**Part of a data file**
--*--
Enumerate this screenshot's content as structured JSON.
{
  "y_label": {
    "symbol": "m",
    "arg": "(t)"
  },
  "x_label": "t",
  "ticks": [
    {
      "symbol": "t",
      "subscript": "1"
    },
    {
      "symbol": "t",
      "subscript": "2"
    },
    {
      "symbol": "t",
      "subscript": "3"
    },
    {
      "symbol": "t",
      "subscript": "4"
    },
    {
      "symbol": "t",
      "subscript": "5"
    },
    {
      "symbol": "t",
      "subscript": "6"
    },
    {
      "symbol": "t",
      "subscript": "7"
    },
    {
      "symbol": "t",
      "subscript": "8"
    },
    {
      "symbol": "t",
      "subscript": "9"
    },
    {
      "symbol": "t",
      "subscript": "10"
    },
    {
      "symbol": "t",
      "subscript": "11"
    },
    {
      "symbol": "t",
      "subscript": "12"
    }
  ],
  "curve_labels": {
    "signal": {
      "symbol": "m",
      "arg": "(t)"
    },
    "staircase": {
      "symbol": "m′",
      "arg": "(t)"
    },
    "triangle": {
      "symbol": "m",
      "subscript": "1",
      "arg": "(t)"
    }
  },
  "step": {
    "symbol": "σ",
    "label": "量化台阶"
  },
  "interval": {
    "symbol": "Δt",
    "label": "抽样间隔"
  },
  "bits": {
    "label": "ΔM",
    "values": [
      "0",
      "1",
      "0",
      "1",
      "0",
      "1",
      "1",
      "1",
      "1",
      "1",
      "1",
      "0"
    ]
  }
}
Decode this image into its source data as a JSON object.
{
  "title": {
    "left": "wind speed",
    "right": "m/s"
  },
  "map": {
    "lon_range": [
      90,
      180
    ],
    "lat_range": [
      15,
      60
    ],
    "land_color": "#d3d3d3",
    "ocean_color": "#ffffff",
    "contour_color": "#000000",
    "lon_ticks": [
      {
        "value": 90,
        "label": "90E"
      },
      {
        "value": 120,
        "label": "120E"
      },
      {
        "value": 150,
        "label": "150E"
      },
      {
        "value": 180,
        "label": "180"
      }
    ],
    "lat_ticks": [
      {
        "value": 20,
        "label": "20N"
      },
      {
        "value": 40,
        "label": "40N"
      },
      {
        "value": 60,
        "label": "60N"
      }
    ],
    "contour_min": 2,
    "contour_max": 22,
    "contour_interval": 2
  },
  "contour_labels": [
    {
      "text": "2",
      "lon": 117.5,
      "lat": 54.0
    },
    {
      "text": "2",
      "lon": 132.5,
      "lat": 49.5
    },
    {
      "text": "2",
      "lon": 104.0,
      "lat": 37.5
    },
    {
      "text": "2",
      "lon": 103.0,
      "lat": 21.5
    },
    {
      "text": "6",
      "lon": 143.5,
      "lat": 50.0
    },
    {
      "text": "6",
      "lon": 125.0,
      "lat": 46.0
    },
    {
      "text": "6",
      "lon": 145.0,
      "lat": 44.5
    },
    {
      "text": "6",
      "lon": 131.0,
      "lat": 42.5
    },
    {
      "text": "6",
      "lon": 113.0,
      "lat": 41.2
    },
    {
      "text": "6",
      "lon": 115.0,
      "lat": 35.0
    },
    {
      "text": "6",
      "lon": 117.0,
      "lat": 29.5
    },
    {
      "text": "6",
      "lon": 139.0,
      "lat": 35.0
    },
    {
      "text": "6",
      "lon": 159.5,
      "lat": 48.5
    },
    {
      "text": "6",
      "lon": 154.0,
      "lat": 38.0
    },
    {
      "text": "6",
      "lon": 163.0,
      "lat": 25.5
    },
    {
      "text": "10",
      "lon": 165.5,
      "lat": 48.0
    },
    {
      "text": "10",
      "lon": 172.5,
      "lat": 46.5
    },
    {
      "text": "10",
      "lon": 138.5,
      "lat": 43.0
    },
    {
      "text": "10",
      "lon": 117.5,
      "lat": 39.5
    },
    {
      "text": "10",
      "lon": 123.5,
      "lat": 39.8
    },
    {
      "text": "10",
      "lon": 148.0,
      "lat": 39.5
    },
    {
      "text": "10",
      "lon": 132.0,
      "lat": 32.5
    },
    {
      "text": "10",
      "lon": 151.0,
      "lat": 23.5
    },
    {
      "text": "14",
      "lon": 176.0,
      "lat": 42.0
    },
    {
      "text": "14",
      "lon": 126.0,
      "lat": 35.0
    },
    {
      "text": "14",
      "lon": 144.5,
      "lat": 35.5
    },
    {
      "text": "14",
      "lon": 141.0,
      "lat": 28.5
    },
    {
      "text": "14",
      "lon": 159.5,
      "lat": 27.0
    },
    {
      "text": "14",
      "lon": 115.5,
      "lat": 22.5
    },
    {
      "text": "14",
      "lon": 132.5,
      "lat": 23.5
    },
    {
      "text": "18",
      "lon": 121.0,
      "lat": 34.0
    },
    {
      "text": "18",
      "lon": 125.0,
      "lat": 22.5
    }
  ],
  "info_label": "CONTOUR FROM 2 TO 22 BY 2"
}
--*--
**WHAT THE TASK REQUIRES**
Check each line of the entries for the string "this". Copy the lines that have it.

**EXERCISE SOLUTION**
Enumerate this screenshot's content as structured JSON.
Decode this image into its source data as a JSON object.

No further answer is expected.